DIRECTIONS:
Turn every non-blank line below into one string in a JSON list, and omit the pictures.

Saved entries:
>>

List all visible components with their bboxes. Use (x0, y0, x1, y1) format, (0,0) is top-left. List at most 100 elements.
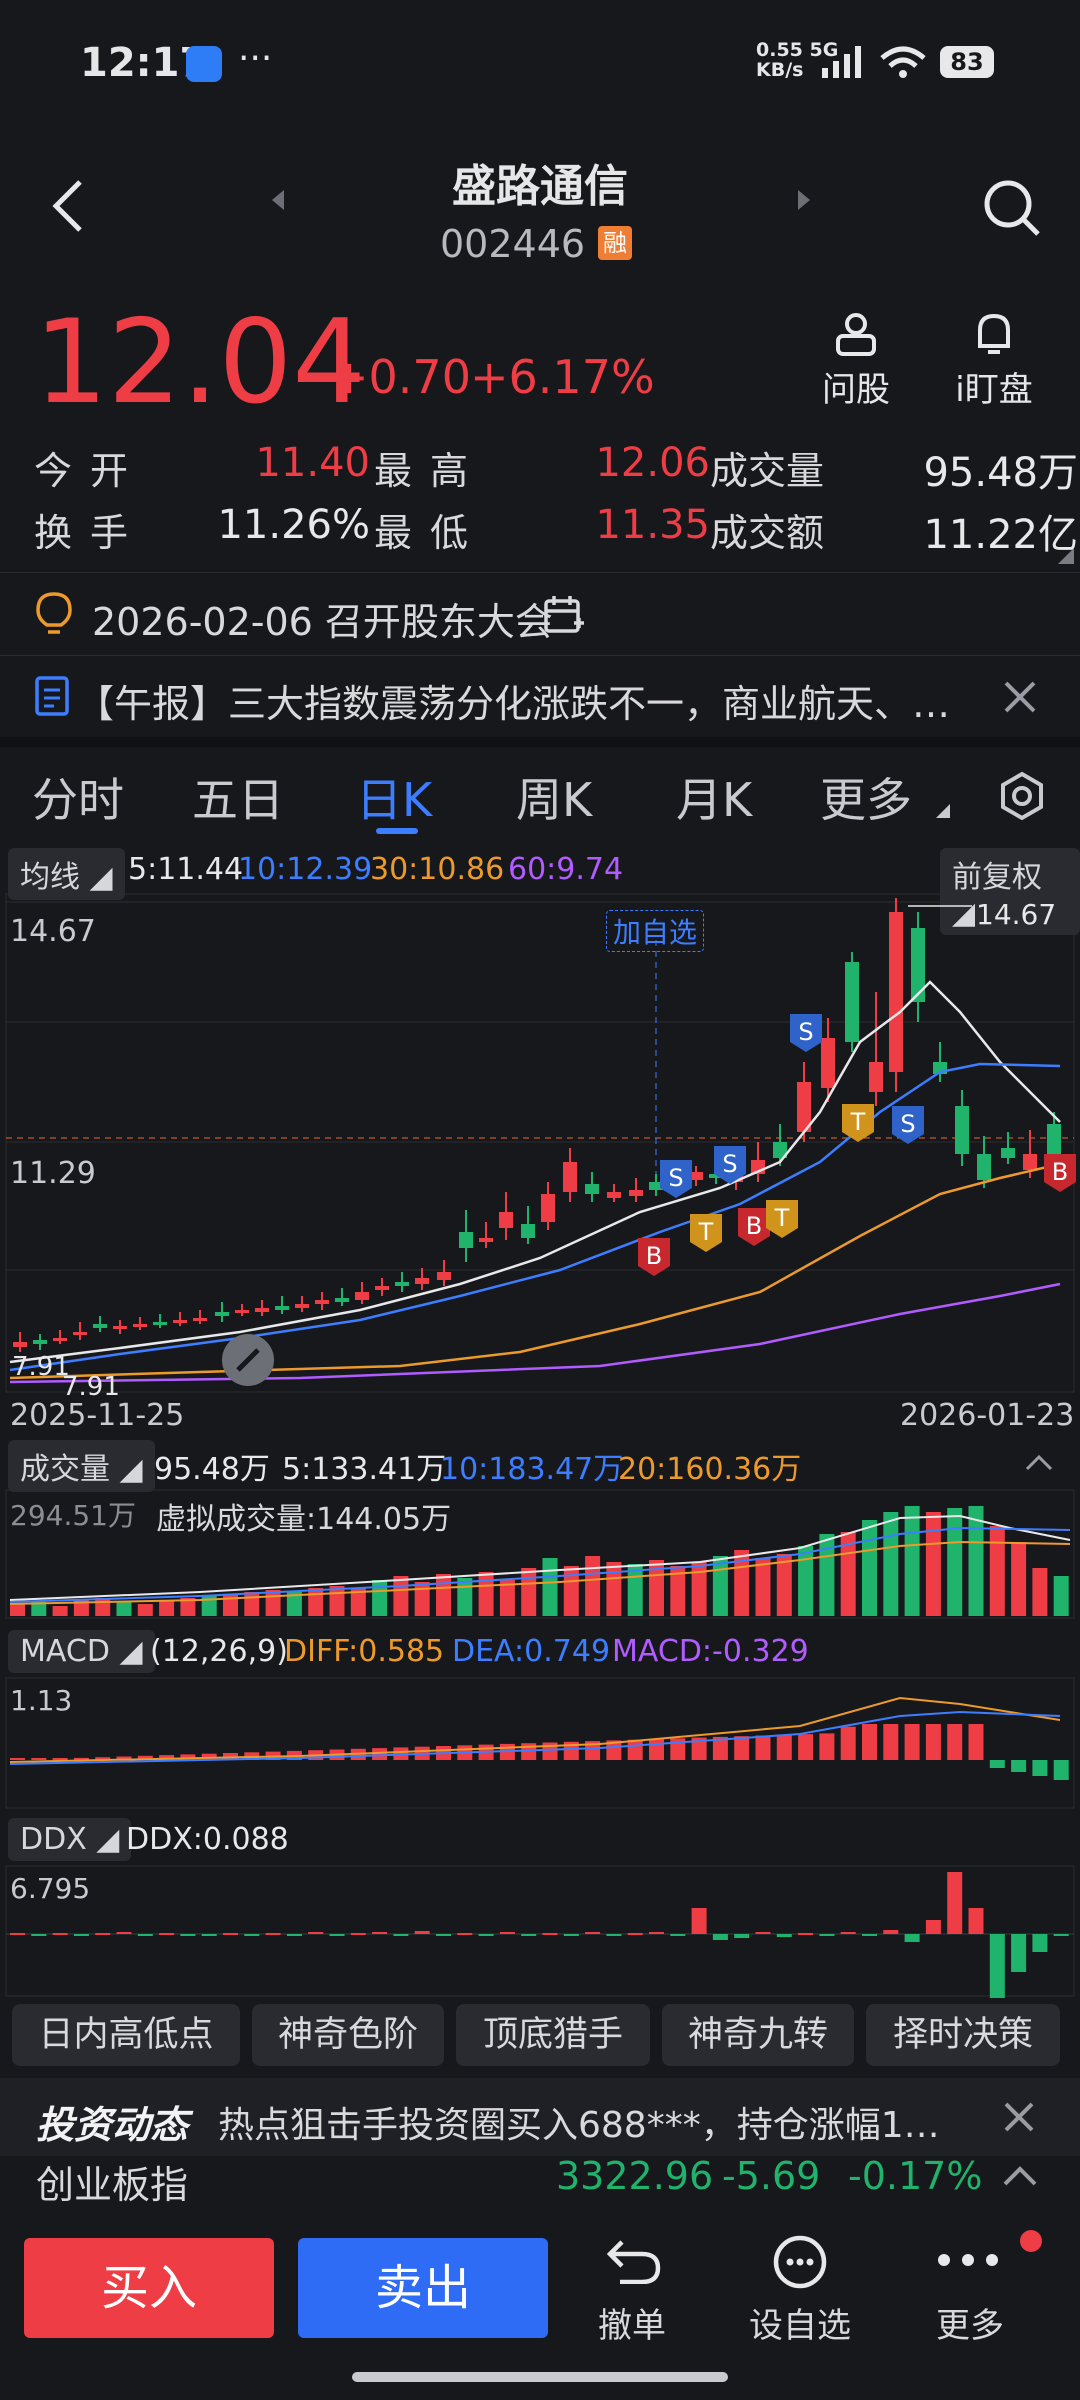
signal-marker (1044, 1154, 1076, 1192)
ddx-axis-label: 6.795 (10, 1872, 91, 1905)
more-button[interactable]: 更多 (900, 2230, 1042, 2350)
adjust-selector[interactable]: 前复权 ◢ (940, 848, 1080, 935)
ddx-bar (137, 1934, 153, 1936)
virtual-volume: 虚拟成交量:144.05万 (156, 1502, 452, 1537)
tab-weekly-k[interactable]: 周K (516, 773, 593, 827)
macd-bar (840, 1726, 856, 1760)
index-value: 3322.96 (556, 2154, 714, 2198)
tool-color-scale[interactable]: 神奇色阶 (252, 2004, 444, 2066)
signal-marker (790, 1014, 822, 1052)
macd-diff-line (9, 1696, 1061, 1763)
settings-icon[interactable] (996, 770, 1048, 822)
ddx-bar (798, 1933, 814, 1935)
current-price: 12.04 (34, 295, 367, 430)
ddx-bar (1032, 1934, 1048, 1952)
volume-bar (755, 1558, 771, 1616)
tool-intraday-high-low[interactable]: 日内高低点 (12, 2004, 240, 2066)
tab-intraday[interactable]: 分时 (32, 773, 124, 827)
signal-marker-letter: T (698, 1218, 714, 1246)
candle-body (395, 1282, 409, 1286)
volume-bar (286, 1592, 302, 1616)
add-watchlist-button[interactable]: 设自选 (730, 2230, 870, 2350)
candle-body (235, 1310, 249, 1313)
volume-bar (116, 1602, 132, 1616)
signal-marker (660, 1160, 692, 1198)
ddx-chart[interactable] (0, 1864, 1080, 1998)
tool-timing-decision[interactable]: 择时决策 (866, 2004, 1060, 2066)
tool-top-bottom-hunter[interactable]: 顶底猎手 (456, 2004, 650, 2066)
macd-bar (691, 1737, 707, 1760)
kline-chart[interactable]: BTS SB TST SB (0, 892, 1080, 1398)
add-watch-marker[interactable]: 加自选 (606, 910, 705, 952)
ma5-line (9, 980, 1061, 1364)
divider (0, 737, 1080, 747)
tab-five-day[interactable]: 五日 (192, 773, 284, 827)
tab-monthly-k[interactable]: 月K (676, 773, 753, 827)
ask-stock-button[interactable]: 问股 (820, 310, 892, 411)
home-indicator[interactable] (352, 2372, 728, 2382)
peak-price-label: 14.67 (976, 898, 1057, 931)
volume-bar (73, 1600, 89, 1616)
close-icon[interactable] (1002, 679, 1038, 715)
macd-bar (798, 1734, 814, 1760)
macd-chart[interactable] (0, 1676, 1080, 1810)
macd-value: MACD:-0.329 (612, 1634, 809, 1669)
volume-bar (989, 1526, 1005, 1616)
macd-selector[interactable]: MACD ◢ (8, 1630, 155, 1673)
ticker-text: 热点狙击手投资圈买入688***，持仓涨幅1… (218, 2105, 940, 2146)
candle-body (1001, 1148, 1015, 1158)
cancel-order-button[interactable]: 撤单 (562, 2230, 702, 2350)
volume-bar (968, 1506, 984, 1616)
signal-marker-letter: S (900, 1110, 915, 1138)
axis-mid-label: 11.29 (10, 1156, 96, 1191)
next-stock-icon[interactable] (794, 188, 814, 212)
more-notifications-icon: ··· (238, 38, 273, 79)
expand-corner-icon[interactable] (1058, 548, 1074, 564)
macd-bar (627, 1739, 643, 1760)
back-icon[interactable] (48, 176, 88, 236)
ddx-bar (436, 1934, 451, 1936)
ddx-bar (649, 1932, 664, 1934)
signal-marker (714, 1146, 746, 1184)
amount-value: 11.22亿 (923, 512, 1078, 558)
volume-ma10 (9, 1526, 1071, 1603)
ddx-bar (819, 1934, 835, 1936)
volume-selector[interactable]: 成交量 ◢ (8, 1440, 155, 1492)
buy-button[interactable]: 买入 (24, 2238, 274, 2338)
ticker-close-icon[interactable] (1002, 2100, 1036, 2134)
volume-label: 成交量 (710, 449, 825, 493)
sell-button[interactable]: 卖出 (298, 2238, 548, 2338)
investment-ticker[interactable]: 投资动态 热点狙击手投资圈买入688***，持仓涨幅1… (0, 2078, 1080, 2156)
candle-body (955, 1106, 969, 1154)
volume-bar (585, 1556, 601, 1616)
search-icon[interactable] (980, 176, 1044, 240)
notice-bar[interactable]: 2026-02-06 召开股东大会 (0, 572, 1080, 656)
ddx-bar (691, 1908, 707, 1934)
prev-stock-icon[interactable] (268, 188, 288, 212)
tool-magic-nine[interactable]: 神奇九转 (662, 2004, 854, 2066)
tab-daily-k[interactable]: 日K (356, 773, 433, 827)
watch-monitor-button[interactable]: i盯盘 (944, 310, 1044, 411)
tab-more[interactable]: 更多 (820, 773, 912, 827)
candle-body (977, 1154, 991, 1180)
news-bar[interactable]: 【午报】三大指数震荡分化涨跌不一，商业航天、… (0, 655, 1080, 737)
collapse-up-icon[interactable] (1024, 1454, 1054, 1472)
macd-bar (137, 1755, 153, 1760)
candle-body (649, 1182, 663, 1190)
volume-bar (798, 1546, 814, 1616)
volume-chart[interactable] (0, 1488, 1080, 1620)
signal-marker (766, 1200, 798, 1238)
ma-selector[interactable]: 均线 ◢ (8, 848, 125, 900)
index-bar[interactable]: 创业板指 3322.96 -5.69 -0.17% (0, 2140, 1080, 2220)
candle-body (93, 1324, 107, 1328)
ddx-selector[interactable]: DDX ◢ (8, 1818, 132, 1861)
candle-body (821, 1038, 835, 1088)
calendar-add-icon[interactable] (542, 593, 586, 637)
candle-body (773, 1142, 787, 1158)
signal-marker-letter: T (774, 1204, 790, 1232)
ddx-bar (372, 1932, 388, 1934)
bulb-icon (36, 592, 72, 634)
expand-up-icon[interactable] (1002, 2164, 1038, 2188)
robot-icon (836, 313, 876, 356)
app-notification-icon (186, 46, 222, 82)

<<

EXPECTED ANSWER:
[
  "List all visible components with their bboxes. Use (x0, y0, x1, y1) format, (0,0) is top-left. List at most 100 elements.",
  "signal-marker (1044, 1154, 1076, 1192)",
  "ddx-axis-label: 6.795 (10, 1872, 91, 1905)",
  "more-button[interactable]: 更多 (900, 2230, 1042, 2350)",
  "adjust-selector[interactable]: 前复权 ◢ (940, 848, 1080, 935)",
  "ddx-bar (137, 1934, 153, 1936)",
  "virtual-volume: 虚拟成交量:144.05万 (156, 1502, 452, 1537)",
  "tab-weekly-k[interactable]: 周K (516, 773, 593, 827)",
  "macd-bar (840, 1726, 856, 1760)",
  "index-value: 3322.96 (556, 2154, 714, 2198)",
  "tool-color-scale[interactable]: 神奇色阶 (252, 2004, 444, 2066)",
  "signal-marker (790, 1014, 822, 1052)",
  "macd-diff-line (9, 1696, 1061, 1763)",
  "settings-icon[interactable] (996, 770, 1048, 822)",
  "ddx-bar (798, 1933, 814, 1935)",
  "current-price: 12.04 (34, 295, 367, 430)",
  "ddx-bar (1032, 1934, 1048, 1952)",
  "volume-bar (755, 1558, 771, 1616)",
  "tool-intraday-high-low[interactable]: 日内高低点 (12, 2004, 240, 2066)",
  "tab-intraday[interactable]: 分时 (32, 773, 124, 827)",
  "signal-marker-letter: T (698, 1218, 714, 1246)",
  "candle-body (395, 1282, 409, 1286)",
  "volume-bar (286, 1592, 302, 1616)",
  "add-watchlist-button[interactable]: 设自选 (730, 2230, 870, 2350)",
  "candle-body (235, 1310, 249, 1313)",
  "volume-bar (116, 1602, 132, 1616)",
  "signal-marker (660, 1160, 692, 1198)",
  "ddx-chart[interactable] (0, 1864, 1080, 1998)",
  "tool-timing-decision[interactable]: 择时决策 (866, 2004, 1060, 2066)",
  "tool-top-bottom-hunter[interactable]: 顶底猎手 (456, 2004, 650, 2066)",
  "macd-bar (691, 1737, 707, 1760)",
  "kline-chart[interactable]: BTS SB TST SB (0, 892, 1080, 1398)",
  "add-watch-marker[interactable]: 加自选 (606, 910, 705, 952)",
  "ma5-line (9, 980, 1061, 1364)",
  "divider (0, 737, 1080, 747)",
  "tab-five-day[interactable]: 五日 (192, 773, 284, 827)",
  "tab-monthly-k[interactable]: 月K (676, 773, 753, 827)",
  "ask-stock-button[interactable]: 问股 (820, 310, 892, 411)",
  "home-indicator[interactable] (352, 2372, 728, 2382)",
  "peak-price-label: 14.67 (976, 898, 1057, 931)",
  "volume-bar (73, 1600, 89, 1616)",
  "close-icon[interactable] (1002, 679, 1038, 715)",
  "macd-bar (798, 1734, 814, 1760)",
  "macd-chart[interactable] (0, 1676, 1080, 1810)",
  "macd-value: MACD:-0.329 (612, 1634, 809, 1669)",
  "volume-bar (989, 1526, 1005, 1616)",
  "macd-selector[interactable]: MACD ◢ (8, 1630, 155, 1673)",
  "ticker-text: 热点狙击手投资圈买入688***，持仓涨幅1… (218, 2105, 940, 2146)",
  "candle-body (1001, 1148, 1015, 1158)",
  "cancel-order-button[interactable]: 撤单 (562, 2230, 702, 2350)",
  "volume-bar (968, 1506, 984, 1616)",
  "signal-marker-letter: S (900, 1110, 915, 1138)",
  "axis-mid-label: 11.29 (10, 1156, 96, 1191)",
  "next-stock-icon[interactable] (794, 188, 814, 212)",
  "more-notifications-icon: ··· (238, 38, 273, 79)",
  "expand-corner-icon[interactable] (1058, 548, 1074, 564)",
  "macd-bar (627, 1739, 643, 1760)",
  "back-icon[interactable] (48, 176, 88, 236)",
  "ddx-bar (436, 1934, 451, 1936)",
  "ddx-bar (649, 1932, 664, 1934)",
  "signal-marker (714, 1146, 746, 1184)",
  "amount-value: 11.22亿 (923, 512, 1078, 558)",
  "volume-ma10 (9, 1526, 1071, 1603)",
  "ddx-bar (819, 1934, 835, 1936)",
  "volume-selector[interactable]: 成交量 ◢ (8, 1440, 155, 1492)",
  "buy-button[interactable]: 买入 (24, 2238, 274, 2338)",
  "ticker-close-icon[interactable] (1002, 2100, 1036, 2134)",
  "volume-label: 成交量 (710, 449, 825, 493)",
  "sell-button[interactable]: 卖出 (298, 2238, 548, 2338)",
  "investment-ticker[interactable]: 投资动态 热点狙击手投资圈买入688***，持仓涨幅1… (0, 2078, 1080, 2156)",
  "candle-body (955, 1106, 969, 1154)",
  "volume-bar (585, 1556, 601, 1616)",
  "search-icon[interactable] (980, 176, 1044, 240)",
  "notice-bar[interactable]: 2026-02-06 召开股东大会 (0, 572, 1080, 656)",
  "ddx-bar (691, 1908, 707, 1934)",
  "prev-stock-icon[interactable] (268, 188, 288, 212)",
  "tool-magic-nine[interactable]: 神奇九转 (662, 2004, 854, 2066)",
  "tab-daily-k[interactable]: 日K (356, 773, 433, 827)",
  "watch-monitor-button[interactable]: i盯盘 (944, 310, 1044, 411)",
  "tab-more[interactable]: 更多 (820, 773, 912, 827)",
  "candle-body (977, 1154, 991, 1180)",
  "news-bar[interactable]: 【午报】三大指数震荡分化涨跌不一，商业航天、… (0, 655, 1080, 737)",
  "collapse-up-icon[interactable] (1024, 1454, 1054, 1472)",
  "macd-bar (137, 1755, 153, 1760)",
  "candle-body (649, 1182, 663, 1190)",
  "volume-bar (798, 1546, 814, 1616)",
  "volume-chart[interactable] (0, 1488, 1080, 1620)",
  "signal-marker (766, 1200, 798, 1238)",
  "ma-selector[interactable]: 均线 ◢ (8, 848, 125, 900)",
  "index-bar[interactable]: 创业板指 3322.96 -5.69 -0.17% (0, 2140, 1080, 2220)",
  "candle-body (93, 1324, 107, 1328)",
  "ddx-selector[interactable]: DDX ◢ (8, 1818, 132, 1861)",
  "candle-body (821, 1038, 835, 1088)",
  "calendar-add-icon[interactable] (542, 593, 586, 637)",
  "candle-body (773, 1142, 787, 1158)",
  "signal-marker-letter: T (774, 1204, 790, 1232)",
  "ddx-bar (372, 1932, 388, 1934)",
  "bulb-icon (36, 592, 72, 634)",
  "expand-up-icon[interactable] (1002, 2164, 1038, 2188)",
  "robot-icon (836, 313, 876, 356)",
  "app-notification-icon (186, 46, 222, 82)"
]